Polecenie
Z tekstu o zakazie handlu w niedziele przepisz wiernie wszystko od słów „Rząd szykuje jednak” aż po słowa „od pracowników handlu?”.

Fragment tekstu
Pomysł na zamknięcie w niedziele stacji benzynowych, mających w swoim asortymencie alkohol, pojawił się w mediach, jednak szybko został zdementowany przez rzecznika rządu i Główny Inspektorat Pracy. Przypomnijmy jednak, że rok 2020 jest przełomowy - w pełni zaczyna obowiązywać ustawa ograniczająca handel. Handlować będzie można jedynie w cztery niedziele w roku oraz dodatkowo w okresie przedświątecznym, a rząd szykuje się do kolejnych zmian.


Zakaz handlu w niedziele to:


1 marca 2018 r. weszła w życie ustawa ograniczająca handel w niedziele. Zgodnie z nią w 2018 r. w każdym miesiącu handlowe były po dwie niedziele, w 2019 r. - po jednej na miesiąc, a od 2020 r. handlować można w cztery niedziele w roku. Od 1 marca 2018 r. handlowe są także dwie niedziele przed świętami Bożego Narodzenia, jedna przed Wielkanocą. W niektórych przypadkach handel i wykonywanie pracy w handlu są dozwolone w każdą niedzielę, poczynając od marca 2018 r., np. na stacji paliw, w aptekach.

Niedziele handlowe w 2020 roku:

  • 26 stycznia,
  • 5 kwietnia,
  • 26 kwietnia,
  • 28 czerwca,
  • 30 sierpnia,
  • 13 i 20 grudnia.

Rząd szykuje jednak kolejne zmiany w ustawie ograniczającej handel w niedzielę. Co gdyby pomysł na zamykanie stacji benzynowych wrócił? W końcu w czym ich pracownicy są gorsi od pracowników handlu?

Niedzielne zakupy coraz częściej robimy na stacjach



- Wszystkie stacje paliw należące do sieci Lotos, podobnie jak stacje innych koncernów, oferują poza paliwem także artykuły FMCG oraz jedzenie i napoje. Asortyment sklepowy podlega ciągłej weryfikacji i jest dostosowywany do potrzeb naszych klientów. Stopniowo wprowadzamy do naszej oferty artykuły spożywcze, choć główne kategorie nadal stanowią napoje bezalkoholowe, alkohol, papierosy i słodycze. Można powiedzieć, że stacje paliwowe pełnią również podobną funkcję co sklepy typu convenience - mówi Adam Pawłowicz, wiceprezes zarządu ds. handlu detalicznego w spółce Lotos Paliwa.

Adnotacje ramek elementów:
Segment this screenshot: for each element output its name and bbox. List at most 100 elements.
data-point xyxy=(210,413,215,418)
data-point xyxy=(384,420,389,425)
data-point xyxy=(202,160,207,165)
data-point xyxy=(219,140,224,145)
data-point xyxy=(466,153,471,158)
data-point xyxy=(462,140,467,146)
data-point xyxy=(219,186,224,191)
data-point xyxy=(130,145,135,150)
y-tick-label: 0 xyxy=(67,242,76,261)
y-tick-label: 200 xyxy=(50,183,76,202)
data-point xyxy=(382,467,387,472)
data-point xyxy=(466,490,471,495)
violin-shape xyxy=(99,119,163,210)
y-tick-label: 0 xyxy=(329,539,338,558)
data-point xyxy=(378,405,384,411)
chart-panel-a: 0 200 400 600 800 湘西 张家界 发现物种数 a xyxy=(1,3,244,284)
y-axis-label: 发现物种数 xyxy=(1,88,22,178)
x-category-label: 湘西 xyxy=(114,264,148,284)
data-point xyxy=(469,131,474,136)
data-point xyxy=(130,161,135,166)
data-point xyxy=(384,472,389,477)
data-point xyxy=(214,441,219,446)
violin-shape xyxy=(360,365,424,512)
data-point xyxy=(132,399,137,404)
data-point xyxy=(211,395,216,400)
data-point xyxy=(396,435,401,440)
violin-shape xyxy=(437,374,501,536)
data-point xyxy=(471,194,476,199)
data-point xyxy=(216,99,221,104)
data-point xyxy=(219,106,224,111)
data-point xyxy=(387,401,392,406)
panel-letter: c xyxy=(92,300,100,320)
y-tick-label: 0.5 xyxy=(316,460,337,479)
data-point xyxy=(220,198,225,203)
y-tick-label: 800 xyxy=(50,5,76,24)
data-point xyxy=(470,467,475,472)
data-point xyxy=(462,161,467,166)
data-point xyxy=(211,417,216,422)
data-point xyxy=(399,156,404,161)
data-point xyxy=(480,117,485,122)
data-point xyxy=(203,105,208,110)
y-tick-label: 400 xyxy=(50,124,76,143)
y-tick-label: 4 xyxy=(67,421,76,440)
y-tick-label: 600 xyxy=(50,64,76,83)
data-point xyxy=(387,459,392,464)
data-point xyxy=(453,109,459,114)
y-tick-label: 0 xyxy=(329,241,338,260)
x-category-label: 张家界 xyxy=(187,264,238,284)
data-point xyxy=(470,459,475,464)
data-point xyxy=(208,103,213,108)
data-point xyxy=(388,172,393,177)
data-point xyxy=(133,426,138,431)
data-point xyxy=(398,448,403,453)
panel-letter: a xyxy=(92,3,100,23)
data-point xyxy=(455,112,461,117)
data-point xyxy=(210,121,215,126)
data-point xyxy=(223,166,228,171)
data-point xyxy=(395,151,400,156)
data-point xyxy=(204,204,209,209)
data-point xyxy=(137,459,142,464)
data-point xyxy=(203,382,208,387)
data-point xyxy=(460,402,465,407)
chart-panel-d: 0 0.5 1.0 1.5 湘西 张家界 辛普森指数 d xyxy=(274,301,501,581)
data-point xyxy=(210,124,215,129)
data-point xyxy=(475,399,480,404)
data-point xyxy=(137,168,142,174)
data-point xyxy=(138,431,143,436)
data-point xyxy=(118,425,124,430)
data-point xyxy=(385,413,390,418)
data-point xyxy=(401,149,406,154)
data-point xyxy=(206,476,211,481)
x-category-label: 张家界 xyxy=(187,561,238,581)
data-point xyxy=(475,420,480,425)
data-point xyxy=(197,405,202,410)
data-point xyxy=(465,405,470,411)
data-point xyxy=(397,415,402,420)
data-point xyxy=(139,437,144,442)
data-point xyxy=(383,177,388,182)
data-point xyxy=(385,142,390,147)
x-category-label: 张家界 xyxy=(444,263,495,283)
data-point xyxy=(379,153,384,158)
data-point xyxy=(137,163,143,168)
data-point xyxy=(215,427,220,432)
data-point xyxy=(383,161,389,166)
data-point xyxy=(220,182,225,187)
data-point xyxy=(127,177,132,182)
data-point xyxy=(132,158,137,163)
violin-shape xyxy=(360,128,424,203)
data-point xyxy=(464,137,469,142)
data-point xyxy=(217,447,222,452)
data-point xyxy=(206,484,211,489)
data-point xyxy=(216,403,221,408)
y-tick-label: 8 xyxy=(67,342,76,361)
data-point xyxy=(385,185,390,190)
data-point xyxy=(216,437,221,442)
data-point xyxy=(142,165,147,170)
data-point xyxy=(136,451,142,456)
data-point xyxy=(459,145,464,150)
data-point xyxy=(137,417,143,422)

Wynik
Rząd szykuje jednak kolejne zmiany w ustawie ograniczającej handel w niedzielę. Co gdyby pomysł na zamykanie stacji benzynowych wrócił? W końcu w czym ich pracownicy są gorsi od pracowników handlu?